» **TO BE DONE**
Write out each line exactly as it stands, please.

─── SUPPLIED DATA ───

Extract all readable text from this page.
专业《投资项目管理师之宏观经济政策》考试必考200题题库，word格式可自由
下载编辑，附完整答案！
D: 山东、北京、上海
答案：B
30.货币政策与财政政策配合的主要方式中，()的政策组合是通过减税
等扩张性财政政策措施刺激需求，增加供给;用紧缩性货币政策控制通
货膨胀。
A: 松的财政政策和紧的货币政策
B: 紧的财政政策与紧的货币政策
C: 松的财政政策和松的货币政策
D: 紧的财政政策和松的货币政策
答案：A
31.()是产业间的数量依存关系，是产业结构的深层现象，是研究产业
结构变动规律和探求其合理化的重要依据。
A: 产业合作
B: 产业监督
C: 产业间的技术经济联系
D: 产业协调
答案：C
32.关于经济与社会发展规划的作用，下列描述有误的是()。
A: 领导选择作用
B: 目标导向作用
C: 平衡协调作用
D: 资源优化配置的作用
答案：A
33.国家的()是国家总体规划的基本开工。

───

» **COMPLETED TASK**
Extract all readable text from this page.
专业《投资项目管理师之宏观经济政策》考试必考200题题库，word格式可自由
下载编辑，附完整答案！
D: 山东、北京、上海
答案：B
30.货币政策与财政政策配合的主要方式中，()的政策组合是通过减税
等扩张性财政政策措施刺激需求，增加供给;用紧缩性货币政策控制通
货膨胀。
A: 松的财政政策和紧的货币政策
B: 紧的财政政策与紧的货币政策
C: 松的财政政策和松的货币政策
D: 紧的财政政策和松的货币政策
答案：A
31.()是产业间的数量依存关系，是产业结构的深层现象，是研究产业
结构变动规律和探求其合理化的重要依据。
A: 产业合作
B: 产业监督
C: 产业间的技术经济联系
D: 产业协调
答案：C
32.关于经济与社会发展规划的作用，下列描述有误的是()。
A: 领导选择作用
B: 目标导向作用
C: 平衡协调作用
D: 资源优化配置的作用
答案：A
33.国家的()是国家总体规划的基本开工。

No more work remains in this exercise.